[RECORD EXTRACTS]
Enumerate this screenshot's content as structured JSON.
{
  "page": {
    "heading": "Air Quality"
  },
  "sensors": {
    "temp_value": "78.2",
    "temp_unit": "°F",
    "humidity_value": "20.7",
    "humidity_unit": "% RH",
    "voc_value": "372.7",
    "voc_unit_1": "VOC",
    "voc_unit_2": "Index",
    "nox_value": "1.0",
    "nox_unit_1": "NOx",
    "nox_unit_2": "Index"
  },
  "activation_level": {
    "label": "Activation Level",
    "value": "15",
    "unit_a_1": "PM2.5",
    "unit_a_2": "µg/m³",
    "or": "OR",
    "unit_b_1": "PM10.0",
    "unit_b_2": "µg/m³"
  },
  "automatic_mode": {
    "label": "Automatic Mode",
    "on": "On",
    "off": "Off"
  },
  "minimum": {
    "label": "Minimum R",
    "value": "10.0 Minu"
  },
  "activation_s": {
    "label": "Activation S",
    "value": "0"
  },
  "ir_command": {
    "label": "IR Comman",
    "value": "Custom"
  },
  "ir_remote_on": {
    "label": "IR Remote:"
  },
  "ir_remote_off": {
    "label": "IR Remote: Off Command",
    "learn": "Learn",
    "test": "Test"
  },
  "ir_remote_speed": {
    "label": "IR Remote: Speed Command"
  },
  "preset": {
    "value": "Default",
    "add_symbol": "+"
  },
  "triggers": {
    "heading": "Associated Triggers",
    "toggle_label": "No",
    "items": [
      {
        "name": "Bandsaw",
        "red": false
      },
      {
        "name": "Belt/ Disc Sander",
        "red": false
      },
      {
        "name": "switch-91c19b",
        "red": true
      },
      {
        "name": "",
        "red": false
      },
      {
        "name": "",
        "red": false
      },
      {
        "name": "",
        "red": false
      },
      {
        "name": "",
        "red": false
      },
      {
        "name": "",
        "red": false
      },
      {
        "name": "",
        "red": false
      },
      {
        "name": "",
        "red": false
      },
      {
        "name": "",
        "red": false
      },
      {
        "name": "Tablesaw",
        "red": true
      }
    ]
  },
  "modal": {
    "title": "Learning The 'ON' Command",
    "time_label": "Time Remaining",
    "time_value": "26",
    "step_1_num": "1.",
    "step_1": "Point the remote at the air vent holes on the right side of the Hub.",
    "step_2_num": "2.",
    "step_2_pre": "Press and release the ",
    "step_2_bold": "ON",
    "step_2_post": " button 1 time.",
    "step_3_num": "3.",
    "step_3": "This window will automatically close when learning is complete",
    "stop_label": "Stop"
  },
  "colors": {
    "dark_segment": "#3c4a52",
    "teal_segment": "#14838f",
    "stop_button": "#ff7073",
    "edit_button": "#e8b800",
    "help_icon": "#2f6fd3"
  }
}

[SHORT PROBLEM] Write out the entire listing exactly.

[WRITTEN REPLY]
Enumerate this screenshot's content as structured JSON.
{
  "page": {
    "heading": "Air Quality"
  },
  "sensors": {
    "temp_value": "78.2",
    "temp_unit": "°F",
    "humidity_value": "20.7",
    "humidity_unit": "% RH",
    "voc_value": "372.7",
    "voc_unit_1": "VOC",
    "voc_unit_2": "Index",
    "nox_value": "1.0",
    "nox_unit_1": "NOx",
    "nox_unit_2": "Index"
  },
  "activation_level": {
    "label": "Activation Level",
    "value": "15",
    "unit_a_1": "PM2.5",
    "unit_a_2": "µg/m³",
    "or": "OR",
    "unit_b_1": "PM10.0",
    "unit_b_2": "µg/m³"
  },
  "automatic_mode": {
    "label": "Automatic Mode",
    "on": "On",
    "off": "Off"
  },
  "minimum": {
    "label": "Minimum R",
    "value": "10.0 Minu"
  },
  "activation_s": {
    "label": "Activation S",
    "value": "0"
  },
  "ir_command": {
    "label": "IR Comman",
    "value": "Custom"
  },
  "ir_remote_on": {
    "label": "IR Remote:"
  },
  "ir_remote_off": {
    "label": "IR Remote: Off Command",
    "learn": "Learn",
    "test": "Test"
  },
  "ir_remote_speed": {
    "label": "IR Remote: Speed Command"
  },
  "preset": {
    "value": "Default",
    "add_symbol": "+"
  },
  "triggers": {
    "heading": "Associated Triggers",
    "toggle_label": "No",
    "items": [
      {
        "name": "Bandsaw",
        "red": false
      },
      {
        "name": "Belt/ Disc Sander",
        "red": false
      },
      {
        "name": "switch-91c19b",
        "red": true
      },
      {
        "name": "",
        "red": false
      },
      {
        "name": "",
        "red": false
      },
      {
        "name": "",
        "red": false
      },
      {
        "name": "",
        "red": false
      },
      {
        "name": "",
        "red": false
      },
      {
        "name": "",
        "red": false
      },
      {
        "name": "",
        "red": false
      },
      {
        "name": "",
        "red": false
      },
      {
        "name": "Tablesaw",
        "red": true
      }
    ]
  },
  "modal": {
    "title": "Learning The 'ON' Command",
    "time_label": "Time Remaining",
    "time_value": "26",
    "step_1_num": "1.",
    "step_1": "Point the remote at the air vent holes on the right side of the Hub.",
    "step_2_num": "2.",
    "step_2_pre": "Press and release the ",
    "step_2_bold": "ON",
    "step_2_post": " button 1 time.",
    "step_3_num": "3.",
    "step_3": "This window will automatically close when learning is complete",
    "stop_label": "Stop"
  },
  "colors": {
    "dark_segment": "#3c4a52",
    "teal_segment": "#14838f",
    "stop_button": "#ff7073",
    "edit_button": "#e8b800",
    "help_icon": "#2f6fd3"
  }
}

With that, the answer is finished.